[TASK OBJECTIVE]: Repeat, word for word, every line from the line holding "Read the values" through the final line of the entries below. Skip all pictures.

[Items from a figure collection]

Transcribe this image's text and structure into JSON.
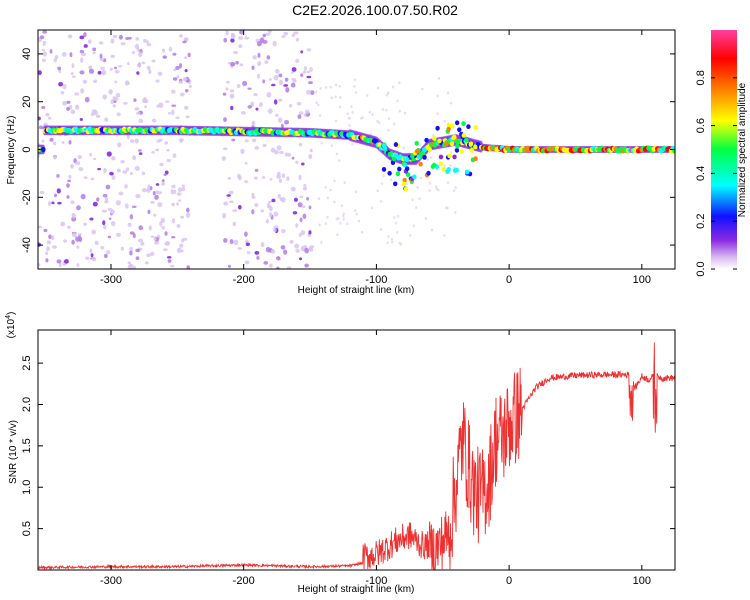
{
  "title": "C2E2.2026.100.07.50.R02",
  "colors": {
    "snr_line": "#ee3030",
    "colormap": [
      "#ffffff",
      "#d8b8f0",
      "#8a2be2",
      "#1010ff",
      "#00ffff",
      "#00ff40",
      "#ffff00",
      "#ff8000",
      "#ff0000",
      "#ff40a0"
    ]
  },
  "chart_data": [
    {
      "type": "heatmap",
      "title": "C2E2.2026.100.07.50.R02",
      "xlabel": "Height of straight line (km)",
      "ylabel": "Frequency (Hz)",
      "xlim": [
        -355,
        125
      ],
      "ylim": [
        -50,
        50
      ],
      "xticks": [
        -300,
        -200,
        -100,
        0,
        100
      ],
      "yticks": [
        -40,
        -20,
        0,
        20,
        40
      ],
      "colorbar": {
        "label": "Normalized spectral amplitude",
        "range": [
          0,
          1
        ],
        "ticks": [
          "0.0",
          "0.2",
          "0.4",
          "0.6",
          "0.8"
        ],
        "tick_values": [
          0,
          0.2,
          0.4,
          0.6,
          0.8
        ]
      },
      "main_trace": [
        {
          "x": -350,
          "y": 8
        },
        {
          "x": -300,
          "y": 8
        },
        {
          "x": -250,
          "y": 8
        },
        {
          "x": -200,
          "y": 7.5
        },
        {
          "x": -150,
          "y": 7
        },
        {
          "x": -120,
          "y": 6
        },
        {
          "x": -100,
          "y": 3
        },
        {
          "x": -90,
          "y": -2
        },
        {
          "x": -80,
          "y": -4
        },
        {
          "x": -70,
          "y": -4
        },
        {
          "x": -60,
          "y": 2
        },
        {
          "x": -40,
          "y": 4
        },
        {
          "x": -20,
          "y": 1
        },
        {
          "x": 0,
          "y": 0
        },
        {
          "x": 50,
          "y": 0
        },
        {
          "x": 100,
          "y": 0
        },
        {
          "x": 125,
          "y": 0
        }
      ],
      "noise_bands": [
        [
          -355,
          -240
        ],
        [
          -215,
          -148
        ]
      ]
    },
    {
      "type": "line",
      "xlabel": "Height of straight line (km)",
      "ylabel": "SNR (10 * v/v)",
      "y_multiplier": "(x10",
      "y_multiplier_exp": "4",
      "y_multiplier_close": ")",
      "xlim": [
        -355,
        125
      ],
      "ylim": [
        0,
        2.9
      ],
      "xticks": [
        -300,
        -200,
        -100,
        0,
        100
      ],
      "yticks": [
        0.5,
        1.0,
        1.5,
        2.0,
        2.5
      ],
      "ytick_labels": [
        "0.5",
        "1.0",
        "1.5",
        "2.0",
        "2.5"
      ],
      "series": [
        {
          "name": "SNR",
          "x": [
            -355,
            -300,
            -250,
            -200,
            -150,
            -120,
            -100,
            -85,
            -75,
            -65,
            -55,
            -45,
            -35,
            -30,
            -25,
            -20,
            -15,
            -10,
            -5,
            0,
            10,
            20,
            30,
            50,
            70,
            90,
            95,
            100,
            105,
            110,
            115,
            125
          ],
          "y": [
            0.03,
            0.04,
            0.04,
            0.06,
            0.04,
            0.05,
            0.12,
            0.28,
            0.35,
            0.22,
            0.25,
            0.45,
            1.6,
            1.2,
            0.9,
            0.9,
            1.1,
            1.6,
            1.6,
            1.75,
            1.95,
            2.2,
            2.32,
            2.35,
            2.36,
            2.36,
            2.2,
            2.34,
            2.3,
            2.35,
            2.32,
            2.32
          ]
        }
      ]
    }
  ],
  "labels": {
    "xlabel_top": "Height of straight line (km)",
    "xlabel_bottom": "Height of straight line (km)",
    "ylabel_top": "Frequency (Hz)",
    "ylabel_bottom": "SNR (10 * v/v)",
    "colorbar_label": "Normalized spectral amplitude"
  }
}
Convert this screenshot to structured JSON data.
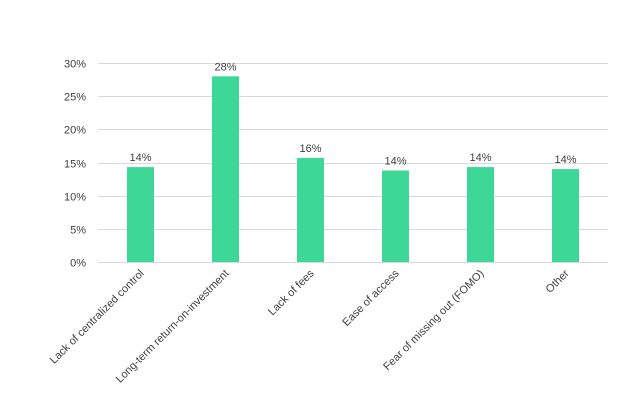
{
  "chart_data": {
    "type": "bar",
    "title": "",
    "xlabel": "",
    "ylabel": "",
    "categories": [
      "Lack of centralized control",
      "Long-term return-on-investment",
      "Lack of fees",
      "Ease of access",
      "Fear of missing out (FOMO)",
      "Other"
    ],
    "values": [
      14.3,
      28,
      15.7,
      13.8,
      14.3,
      14
    ],
    "data_labels": [
      "14%",
      "28%",
      "16%",
      "14%",
      "14%",
      "14%"
    ],
    "ylim": [
      0,
      30
    ],
    "yticks": [
      0,
      5,
      10,
      15,
      20,
      25,
      30
    ],
    "ytick_labels": [
      "0%",
      "5%",
      "10%",
      "15%",
      "20%",
      "25%",
      "30%"
    ],
    "bar_color": "#3dd897",
    "grid": true,
    "legend": "none"
  }
}
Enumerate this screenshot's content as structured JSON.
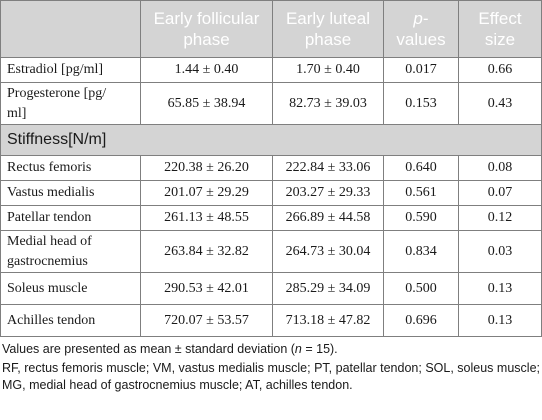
{
  "table": {
    "headers": [
      "",
      "Early follicular phase",
      "Early luteal phase",
      "p-values",
      "Effect size"
    ],
    "header_parts": {
      "col1": [
        "Early follicular",
        "phase"
      ],
      "col2": [
        "Early luteal",
        "phase"
      ],
      "col3_italic": "p",
      "col3_rest": "-",
      "col3_line2": "values",
      "col4": [
        "Effect",
        "size"
      ]
    },
    "hormone_rows": [
      {
        "label": "Estradiol [pg/ml]",
        "follicular": "1.44 ± 0.40",
        "luteal": "1.70 ± 0.40",
        "p": "0.017",
        "effect": "0.66"
      },
      {
        "label": "Progesterone [pg/ml]",
        "label_lines": [
          "Progesterone [pg/",
          "ml]"
        ],
        "follicular": "65.85 ± 38.94",
        "luteal": "82.73 ± 39.03",
        "p": "0.153",
        "effect": "0.43"
      }
    ],
    "section_label": "Stiffness[N/m]",
    "stiffness_rows": [
      {
        "label": "Rectus femoris",
        "follicular": "220.38 ± 26.20",
        "luteal": "222.84 ± 33.06",
        "p": "0.640",
        "effect": "0.08"
      },
      {
        "label": "Vastus medialis",
        "follicular": "201.07 ± 29.29",
        "luteal": "203.27 ± 29.33",
        "p": "0.561",
        "effect": "0.07"
      },
      {
        "label": "Patellar tendon",
        "follicular": "261.13 ± 48.55",
        "luteal": "266.89 ± 44.58",
        "p": "0.590",
        "effect": "0.12"
      },
      {
        "label": "Medial head of gastrocnemius",
        "label_lines": [
          "Medial head of",
          "gastrocnemius"
        ],
        "follicular": "263.84 ± 32.82",
        "luteal": "264.73 ± 30.04",
        "p": "0.834",
        "effect": "0.03"
      },
      {
        "label": "Soleus muscle",
        "follicular": "290.53 ± 42.01",
        "luteal": "285.29 ± 34.09",
        "p": "0.500",
        "effect": "0.13"
      },
      {
        "label": "Achilles tendon",
        "follicular": "720.07 ± 53.57",
        "luteal": "713.18 ± 47.82",
        "p": "0.696",
        "effect": "0.13"
      }
    ]
  },
  "notes": {
    "line1_pre": "Values are presented as mean ± standard deviation (",
    "line1_n": "n",
    "line1_post": " = 15).",
    "abbreviations": "RF, rectus femoris muscle; VM, vastus medialis muscle; PT, patellar tendon; SOL, soleus muscle; MG, medial head of gastrocnemius muscle; AT, achilles tendon."
  },
  "colors": {
    "header_bg": "#d4d4d4",
    "header_text": "#ffffff",
    "border": "#7f7f7f"
  }
}
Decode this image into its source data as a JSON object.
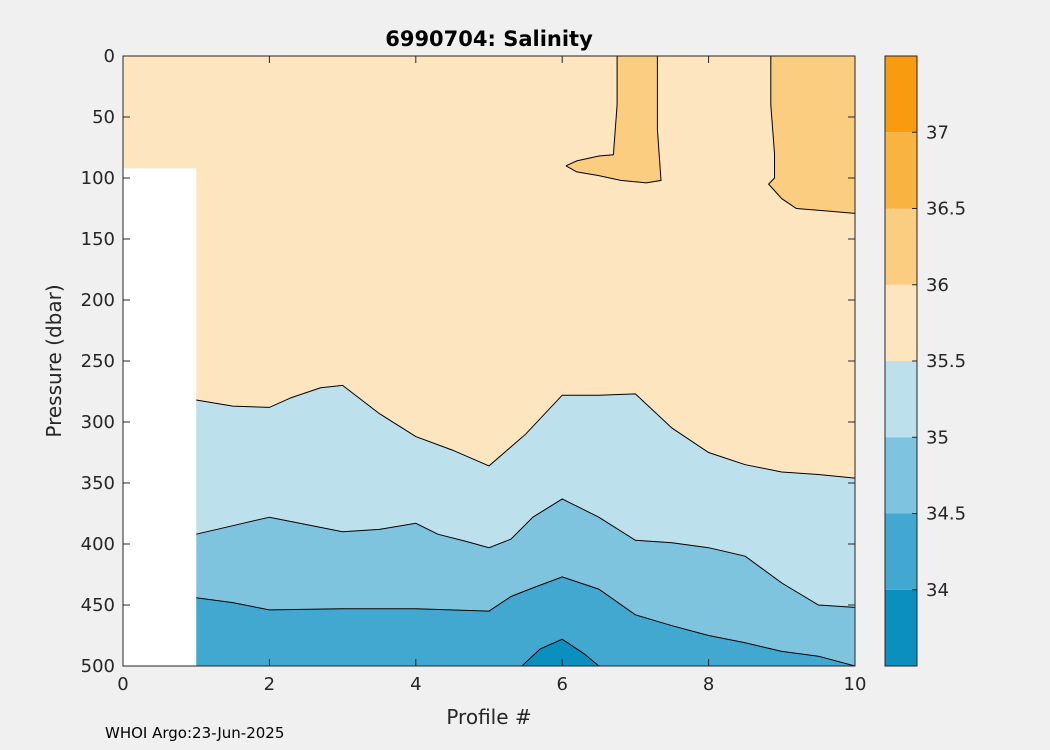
{
  "chart_data": {
    "type": "contourf",
    "title": "6990704:  Salinity",
    "xlabel": "Profile #",
    "ylabel": "Pressure (dbar)",
    "xlim": [
      0,
      10
    ],
    "ylim": [
      500,
      0
    ],
    "x_ticks": [
      0,
      2,
      4,
      6,
      8,
      10
    ],
    "y_ticks": [
      0,
      50,
      100,
      150,
      200,
      250,
      300,
      350,
      400,
      450,
      500
    ],
    "colorbar": {
      "range": [
        33.5,
        37.5
      ],
      "ticks": [
        34,
        34.5,
        35,
        35.5,
        36,
        36.5,
        37
      ],
      "levels": [
        {
          "from": 33.5,
          "to": 34.0,
          "color": "#0a8fbf"
        },
        {
          "from": 34.0,
          "to": 34.5,
          "color": "#42a8cf"
        },
        {
          "from": 34.5,
          "to": 35.0,
          "color": "#7fc4de"
        },
        {
          "from": 35.0,
          "to": 35.5,
          "color": "#bde0ed"
        },
        {
          "from": 35.5,
          "to": 36.0,
          "color": "#fde6bf"
        },
        {
          "from": 36.0,
          "to": 36.5,
          "color": "#facd80"
        },
        {
          "from": 36.5,
          "to": 37.0,
          "color": "#f9b340"
        },
        {
          "from": 37.0,
          "to": 37.5,
          "color": "#f99b0f"
        }
      ]
    },
    "contours": [
      {
        "name": "35.5",
        "x": [
          1,
          1.5,
          2,
          2.3,
          2.7,
          3,
          3.5,
          4,
          4.5,
          5,
          5.5,
          6,
          6.5,
          7,
          7.5,
          8,
          8.5,
          9,
          9.5,
          10
        ],
        "y": [
          282,
          287,
          288,
          280,
          272,
          270,
          293,
          312,
          323,
          336,
          310,
          278,
          278,
          277,
          305,
          325,
          335,
          341,
          343,
          346
        ]
      },
      {
        "name": "35.0",
        "x": [
          1,
          1.5,
          2,
          2.5,
          3,
          3.5,
          4,
          4.3,
          4.7,
          5,
          5.3,
          5.6,
          6,
          6.5,
          7,
          7.5,
          8,
          8.5,
          9,
          9.5,
          10
        ],
        "y": [
          392,
          385,
          378,
          384,
          390,
          388,
          383,
          392,
          398,
          403,
          396,
          378,
          363,
          378,
          397,
          399,
          403,
          410,
          432,
          450,
          452
        ]
      },
      {
        "name": "34.5",
        "x": [
          1,
          1.5,
          2,
          3,
          4,
          5,
          5.3,
          5.6,
          6,
          6.5,
          7,
          7.5,
          8,
          8.5,
          9,
          9.5,
          10
        ],
        "y": [
          444,
          448,
          454,
          453,
          453,
          455,
          443,
          436,
          427,
          437,
          458,
          467,
          475,
          481,
          488,
          492,
          500
        ]
      },
      {
        "name": "34.0",
        "x": [
          5.45,
          5.7,
          6,
          6.3,
          6.5
        ],
        "y": [
          500,
          486,
          478,
          490,
          500
        ]
      },
      {
        "name": "36.0 (profile 7)",
        "x": [
          6.05,
          6.2,
          6.5,
          6.7,
          6.75,
          6.75,
          7.3,
          7.3,
          7.35,
          7.15,
          6.8,
          6.5,
          6.2,
          6.05
        ],
        "y": [
          90,
          86,
          82,
          81,
          40,
          0,
          0,
          60,
          102,
          104,
          102,
          98,
          95,
          90
        ]
      },
      {
        "name": "36.0 (profiles 9-10)",
        "x": [
          8.85,
          8.85,
          8.9,
          8.9,
          8.82,
          9.0,
          9.2,
          9.6,
          10,
          10
        ],
        "y": [
          0,
          40,
          80,
          100,
          105,
          117,
          125,
          127,
          129,
          0
        ]
      }
    ]
  },
  "footer": {
    "credit": "WHOI Argo:23-Jun-2025"
  }
}
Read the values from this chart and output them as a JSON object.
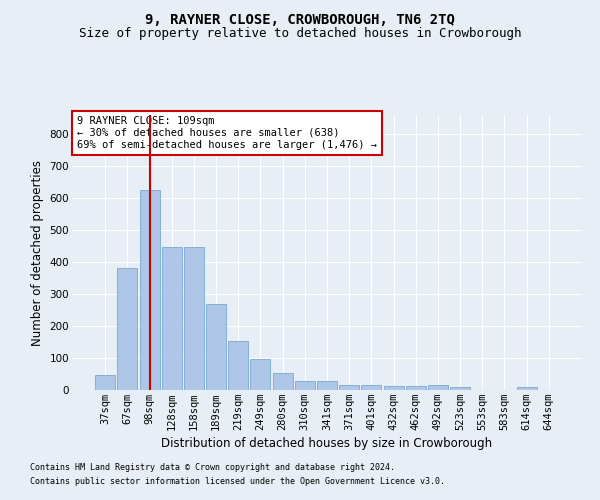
{
  "title1": "9, RAYNER CLOSE, CROWBOROUGH, TN6 2TQ",
  "title2": "Size of property relative to detached houses in Crowborough",
  "xlabel": "Distribution of detached houses by size in Crowborough",
  "ylabel": "Number of detached properties",
  "categories": [
    "37sqm",
    "67sqm",
    "98sqm",
    "128sqm",
    "158sqm",
    "189sqm",
    "219sqm",
    "249sqm",
    "280sqm",
    "310sqm",
    "341sqm",
    "371sqm",
    "401sqm",
    "432sqm",
    "462sqm",
    "492sqm",
    "523sqm",
    "553sqm",
    "583sqm",
    "614sqm",
    "644sqm"
  ],
  "values": [
    47,
    383,
    625,
    447,
    447,
    268,
    153,
    98,
    52,
    29,
    29,
    17,
    17,
    11,
    11,
    15,
    8,
    0,
    0,
    8,
    0
  ],
  "bar_color": "#aec6e8",
  "bar_edge_color": "#7aaad0",
  "red_line_x": 2,
  "annotation_text": "9 RAYNER CLOSE: 109sqm\n← 30% of detached houses are smaller (638)\n69% of semi-detached houses are larger (1,476) →",
  "annotation_box_color": "#ffffff",
  "annotation_box_edge": "#cc0000",
  "footer1": "Contains HM Land Registry data © Crown copyright and database right 2024.",
  "footer2": "Contains public sector information licensed under the Open Government Licence v3.0.",
  "bg_color": "#e8eef5",
  "plot_bg_color": "#e8eef5",
  "ylim": [
    0,
    860
  ],
  "yticks": [
    0,
    100,
    200,
    300,
    400,
    500,
    600,
    700,
    800
  ],
  "grid_color": "#ffffff",
  "title1_fontsize": 10,
  "title2_fontsize": 9,
  "xlabel_fontsize": 8.5,
  "ylabel_fontsize": 8.5,
  "annotation_fontsize": 7.5,
  "tick_fontsize": 7.5,
  "footer_fontsize": 6
}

[ANSWER TO THIS EXERCISE]:
Read the values from this chart and output them as a JSON object.
{
  "title1": "9, RAYNER CLOSE, CROWBOROUGH, TN6 2TQ",
  "title2": "Size of property relative to detached houses in Crowborough",
  "xlabel": "Distribution of detached houses by size in Crowborough",
  "ylabel": "Number of detached properties",
  "categories": [
    "37sqm",
    "67sqm",
    "98sqm",
    "128sqm",
    "158sqm",
    "189sqm",
    "219sqm",
    "249sqm",
    "280sqm",
    "310sqm",
    "341sqm",
    "371sqm",
    "401sqm",
    "432sqm",
    "462sqm",
    "492sqm",
    "523sqm",
    "553sqm",
    "583sqm",
    "614sqm",
    "644sqm"
  ],
  "values": [
    47,
    383,
    625,
    447,
    447,
    268,
    153,
    98,
    52,
    29,
    29,
    17,
    17,
    11,
    11,
    15,
    8,
    0,
    0,
    8,
    0
  ],
  "bar_color": "#aec6e8",
  "bar_edge_color": "#7aaad0",
  "red_line_x": 2,
  "annotation_text": "9 RAYNER CLOSE: 109sqm\n← 30% of detached houses are smaller (638)\n69% of semi-detached houses are larger (1,476) →",
  "annotation_box_color": "#ffffff",
  "annotation_box_edge": "#cc0000",
  "footer1": "Contains HM Land Registry data © Crown copyright and database right 2024.",
  "footer2": "Contains public sector information licensed under the Open Government Licence v3.0.",
  "bg_color": "#e8eef5",
  "plot_bg_color": "#e8eef5",
  "ylim": [
    0,
    860
  ],
  "yticks": [
    0,
    100,
    200,
    300,
    400,
    500,
    600,
    700,
    800
  ],
  "grid_color": "#ffffff",
  "title1_fontsize": 10,
  "title2_fontsize": 9,
  "xlabel_fontsize": 8.5,
  "ylabel_fontsize": 8.5,
  "annotation_fontsize": 7.5,
  "tick_fontsize": 7.5,
  "footer_fontsize": 6
}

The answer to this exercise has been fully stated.